Read the lines that follow and pick out every one containing the word "During".
>> BEGIN Task inputs
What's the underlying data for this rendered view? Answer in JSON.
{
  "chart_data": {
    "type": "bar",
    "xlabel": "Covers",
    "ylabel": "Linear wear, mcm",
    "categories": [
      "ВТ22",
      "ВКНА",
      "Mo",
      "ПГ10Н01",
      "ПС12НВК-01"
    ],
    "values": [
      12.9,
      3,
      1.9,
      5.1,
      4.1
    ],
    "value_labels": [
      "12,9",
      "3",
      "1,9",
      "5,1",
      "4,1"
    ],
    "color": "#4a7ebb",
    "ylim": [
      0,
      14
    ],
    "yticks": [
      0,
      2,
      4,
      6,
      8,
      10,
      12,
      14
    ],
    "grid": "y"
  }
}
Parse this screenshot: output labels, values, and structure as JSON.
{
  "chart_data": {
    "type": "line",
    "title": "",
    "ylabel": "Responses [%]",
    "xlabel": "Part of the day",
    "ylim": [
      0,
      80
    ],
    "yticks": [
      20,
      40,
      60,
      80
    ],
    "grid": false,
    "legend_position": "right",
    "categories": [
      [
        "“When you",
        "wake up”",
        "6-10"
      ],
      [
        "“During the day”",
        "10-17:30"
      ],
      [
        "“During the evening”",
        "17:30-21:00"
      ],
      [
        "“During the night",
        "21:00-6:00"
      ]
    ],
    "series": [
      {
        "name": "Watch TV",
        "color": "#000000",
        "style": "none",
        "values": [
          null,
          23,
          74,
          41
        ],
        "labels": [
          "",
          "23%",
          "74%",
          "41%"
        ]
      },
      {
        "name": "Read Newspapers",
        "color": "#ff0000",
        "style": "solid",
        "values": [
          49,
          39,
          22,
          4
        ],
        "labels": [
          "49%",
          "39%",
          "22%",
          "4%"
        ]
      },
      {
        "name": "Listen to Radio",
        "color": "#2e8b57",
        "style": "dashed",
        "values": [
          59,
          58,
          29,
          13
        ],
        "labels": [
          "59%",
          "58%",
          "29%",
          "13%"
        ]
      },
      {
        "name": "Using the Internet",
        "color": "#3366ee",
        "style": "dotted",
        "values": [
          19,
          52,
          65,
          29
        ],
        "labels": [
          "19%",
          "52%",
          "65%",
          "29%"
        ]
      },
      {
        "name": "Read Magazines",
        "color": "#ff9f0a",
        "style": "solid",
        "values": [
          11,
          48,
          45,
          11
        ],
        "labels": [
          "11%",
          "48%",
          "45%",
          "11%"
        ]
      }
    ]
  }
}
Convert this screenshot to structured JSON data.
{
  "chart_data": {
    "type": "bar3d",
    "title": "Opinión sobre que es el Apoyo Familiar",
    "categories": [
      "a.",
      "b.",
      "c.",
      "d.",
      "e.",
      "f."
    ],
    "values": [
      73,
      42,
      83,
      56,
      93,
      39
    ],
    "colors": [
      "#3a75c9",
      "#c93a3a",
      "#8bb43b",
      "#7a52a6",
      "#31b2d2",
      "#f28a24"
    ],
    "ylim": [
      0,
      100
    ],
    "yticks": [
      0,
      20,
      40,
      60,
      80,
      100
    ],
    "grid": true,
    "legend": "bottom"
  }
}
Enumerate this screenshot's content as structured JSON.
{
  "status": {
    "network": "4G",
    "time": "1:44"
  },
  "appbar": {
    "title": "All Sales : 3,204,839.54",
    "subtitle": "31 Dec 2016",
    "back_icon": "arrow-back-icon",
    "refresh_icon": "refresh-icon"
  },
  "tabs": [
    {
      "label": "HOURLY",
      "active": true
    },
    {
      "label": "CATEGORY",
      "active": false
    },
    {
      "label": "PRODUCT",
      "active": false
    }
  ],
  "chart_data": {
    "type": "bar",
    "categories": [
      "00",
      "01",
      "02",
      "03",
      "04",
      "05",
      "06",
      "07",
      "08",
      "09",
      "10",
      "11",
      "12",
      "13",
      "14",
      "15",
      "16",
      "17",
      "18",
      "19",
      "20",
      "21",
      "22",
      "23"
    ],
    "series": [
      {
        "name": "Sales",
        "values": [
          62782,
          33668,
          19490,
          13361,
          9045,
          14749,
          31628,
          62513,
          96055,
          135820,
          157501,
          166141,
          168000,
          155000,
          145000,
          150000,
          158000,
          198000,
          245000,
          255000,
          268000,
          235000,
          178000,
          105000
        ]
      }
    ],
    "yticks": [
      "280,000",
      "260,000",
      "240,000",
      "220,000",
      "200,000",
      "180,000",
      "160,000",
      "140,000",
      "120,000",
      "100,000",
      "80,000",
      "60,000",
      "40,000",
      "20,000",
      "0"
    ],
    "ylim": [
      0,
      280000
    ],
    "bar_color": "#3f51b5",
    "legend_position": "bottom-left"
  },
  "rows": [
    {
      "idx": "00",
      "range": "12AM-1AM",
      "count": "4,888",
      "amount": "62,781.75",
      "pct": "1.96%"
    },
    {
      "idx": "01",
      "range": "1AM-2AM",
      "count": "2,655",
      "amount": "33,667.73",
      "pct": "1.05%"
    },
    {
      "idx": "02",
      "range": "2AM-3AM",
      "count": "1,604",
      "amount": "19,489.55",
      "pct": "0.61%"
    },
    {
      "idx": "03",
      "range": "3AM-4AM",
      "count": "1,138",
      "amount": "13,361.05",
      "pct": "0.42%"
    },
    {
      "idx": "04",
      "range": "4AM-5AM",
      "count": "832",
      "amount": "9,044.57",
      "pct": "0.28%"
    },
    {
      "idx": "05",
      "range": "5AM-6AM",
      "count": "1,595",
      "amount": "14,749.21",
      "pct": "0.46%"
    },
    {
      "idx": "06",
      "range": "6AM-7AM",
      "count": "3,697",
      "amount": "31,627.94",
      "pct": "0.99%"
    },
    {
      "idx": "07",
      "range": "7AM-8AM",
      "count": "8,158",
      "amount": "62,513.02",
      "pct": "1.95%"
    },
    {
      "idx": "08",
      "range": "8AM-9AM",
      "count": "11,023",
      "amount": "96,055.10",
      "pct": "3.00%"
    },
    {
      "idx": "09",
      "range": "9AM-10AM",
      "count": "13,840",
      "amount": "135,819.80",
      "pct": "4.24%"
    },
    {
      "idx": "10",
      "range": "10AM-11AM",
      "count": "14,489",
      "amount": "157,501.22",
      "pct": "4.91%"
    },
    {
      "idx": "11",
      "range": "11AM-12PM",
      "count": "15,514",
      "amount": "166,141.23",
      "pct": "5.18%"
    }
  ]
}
>> END Task inputs
__Output below__
        "“During the day”",
        "“During the evening”",
        "“During the night",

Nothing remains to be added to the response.